◆ WHAT IS EXPECTED ◆
Your task is to gather the lines below that hold the string "find".

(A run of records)
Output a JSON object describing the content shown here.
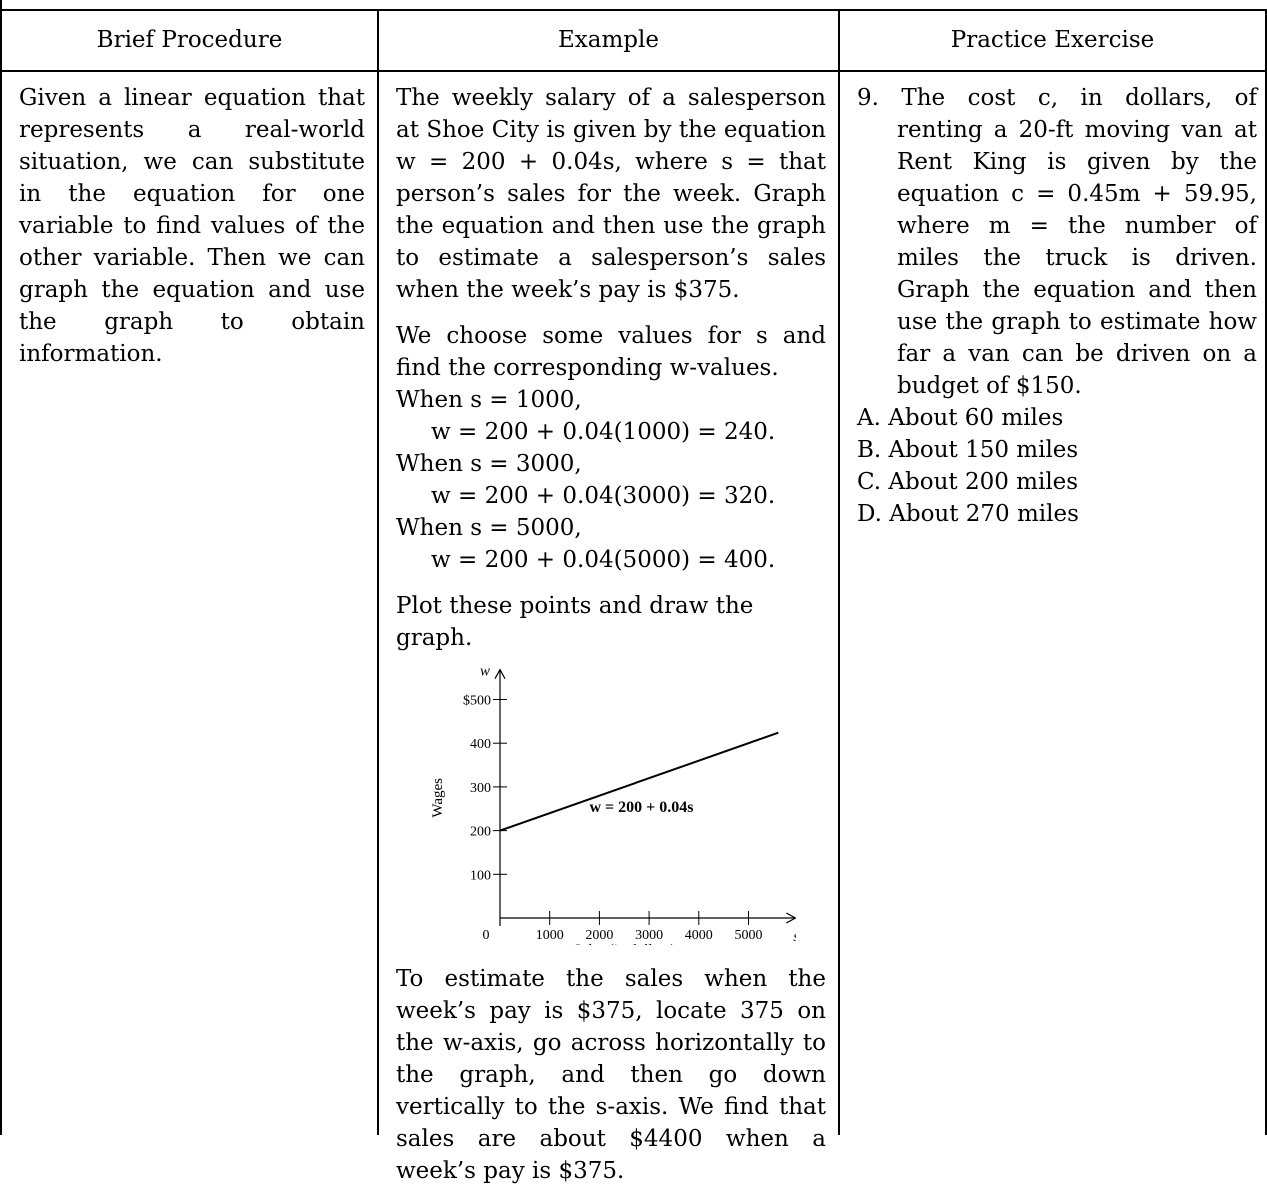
{
  "headers": {
    "procedure": "Brief Procedure",
    "example": "Example",
    "practice": "Practice Exercise"
  },
  "procedure": {
    "text": "Given a linear equation that represents a real-world situation, we can substitute in the equation for one variable to find values of the other variable. Then we can graph the equation and use the graph to obtain information."
  },
  "example": {
    "intro": "The weekly salary of a salesperson at Shoe City is given by the equation w = 200 + 0.04s, where s = that person’s sales for the week. Graph the equation and then use the graph to estimate a salesperson’s sales when the week’s pay is $375.",
    "choose": "We choose some values for s and find the corresponding w-values.",
    "when1": "When s = 1000,",
    "calc1": "w = 200 + 0.04(1000) = 240.",
    "when2": "When s = 3000,",
    "calc2": "w = 200 + 0.04(3000) = 320.",
    "when3": "When s = 5000,",
    "calc3": "w = 200 + 0.04(5000) = 400.",
    "plot": "Plot these points and draw the graph.",
    "estimate": "To estimate the sales when the week’s pay is $375, locate 375 on the w-axis, go across horizontally to the graph, and then go down vertically to the s-axis. We find that sales are about $4400 when a week’s pay is $375."
  },
  "practice": {
    "exercise": "9. The cost c, in dollars, of renting a 20-ft moving van at Rent King is given by the equation c = 0.45m + 59.95, where m = the number of miles the truck is driven. Graph the equation and then use the graph to estimate how far a van can be driven on a budget of $150.",
    "choices": [
      "A. About 60 miles",
      "B. About 150 miles",
      "C. About 200 miles",
      "D. About 270 miles"
    ]
  },
  "chart_data": {
    "type": "line",
    "xlabel": "Sales (in dollars)",
    "ylabel": "Wages",
    "x_var": "s",
    "y_var": "w",
    "xlim": [
      0,
      5500
    ],
    "ylim": [
      0,
      550
    ],
    "x_ticks": [
      1000,
      2000,
      3000,
      4000,
      5000
    ],
    "x_tick_labels": [
      "1000",
      "2000",
      "3000",
      "4000",
      "5000"
    ],
    "y_ticks": [
      100,
      200,
      300,
      400,
      500
    ],
    "y_tick_labels": [
      "100",
      "200",
      "300",
      "400",
      "$500"
    ],
    "origin_label": "0",
    "series": [
      {
        "label": "w = 200 + 0.04s",
        "x": [
          0,
          5600
        ],
        "y": [
          200,
          424
        ]
      }
    ]
  }
}
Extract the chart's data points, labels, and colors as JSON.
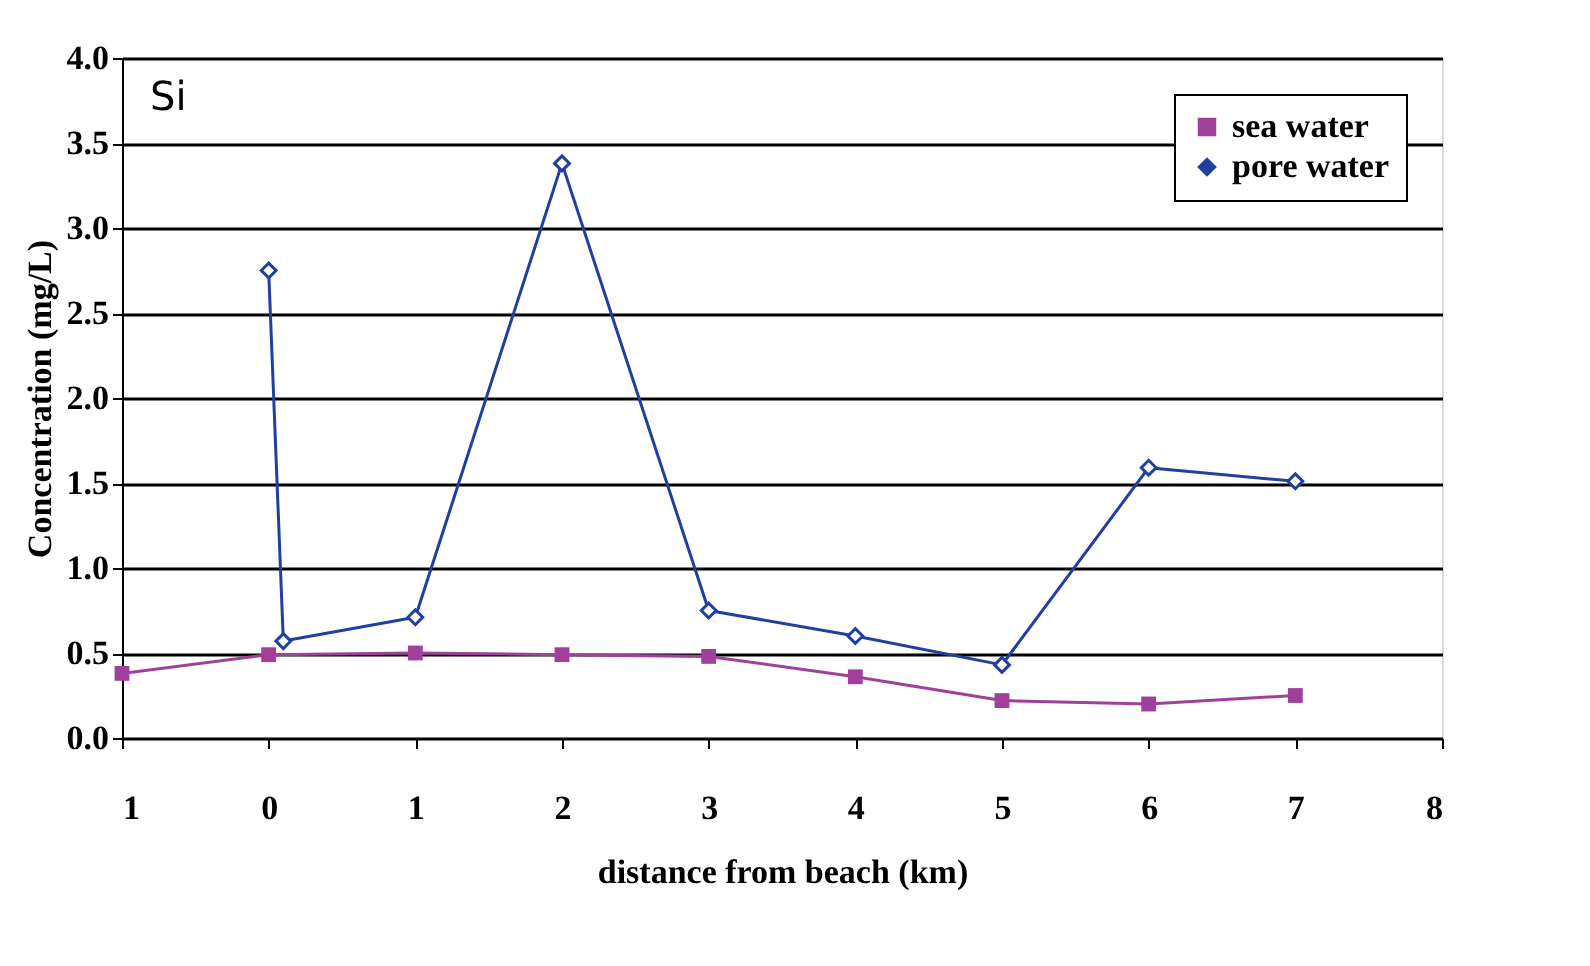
{
  "chart_data": {
    "type": "line",
    "xlabel": "distance from beach (km)",
    "ylabel": "Concentration (mg/L)",
    "annotations": [
      "Si"
    ],
    "xlim": [
      -1,
      8
    ],
    "xticks": [
      {
        "value": -1,
        "label": "1"
      },
      0,
      1,
      2,
      3,
      4,
      5,
      6,
      7,
      8
    ],
    "ylim": [
      0,
      4
    ],
    "yticks": [
      {
        "value": 0,
        "label": "0.0"
      },
      {
        "value": 0.5,
        "label": "0.5"
      },
      {
        "value": 1,
        "label": "1.0"
      },
      {
        "value": 1.5,
        "label": "1.5"
      },
      {
        "value": 2,
        "label": "2.0"
      },
      {
        "value": 2.5,
        "label": "2.5"
      },
      {
        "value": 3,
        "label": "3.0"
      },
      {
        "value": 3.5,
        "label": "3.5"
      },
      {
        "value": 4,
        "label": "4.0"
      }
    ],
    "grid": "y",
    "legend": "top right",
    "series": [
      {
        "name": "sea water",
        "color": "#a0409a",
        "marker": "square",
        "x": [
          -1,
          0,
          1,
          2,
          3,
          4,
          5,
          6,
          7
        ],
        "values": [
          0.38,
          0.49,
          0.5,
          0.49,
          0.48,
          0.36,
          0.22,
          0.2,
          0.25
        ]
      },
      {
        "name": "pore water",
        "color": "#2040a0",
        "marker": "diamond",
        "x": [
          0,
          0.1,
          1,
          2,
          3,
          4,
          5,
          6,
          7
        ],
        "values": [
          2.75,
          0.57,
          0.71,
          3.38,
          0.75,
          0.6,
          0.43,
          1.59,
          1.51
        ]
      }
    ]
  }
}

◆ COMPLETE ANSWER ◆
    "text": "Given a linear equation that represents a real-world situation, we can substitute in the equation for one variable to find values of the other variable. Then we can graph the equation and use the graph to obtain information."
    "choose": "We choose some values for s and find the corresponding w-values.",
    "estimate": "To estimate the sales when the week’s pay is $375, locate 375 on the w-axis, go across horizontally to the graph, and then go down vertically to the s-axis. We find that sales are about $4400 when a week’s pay is $375."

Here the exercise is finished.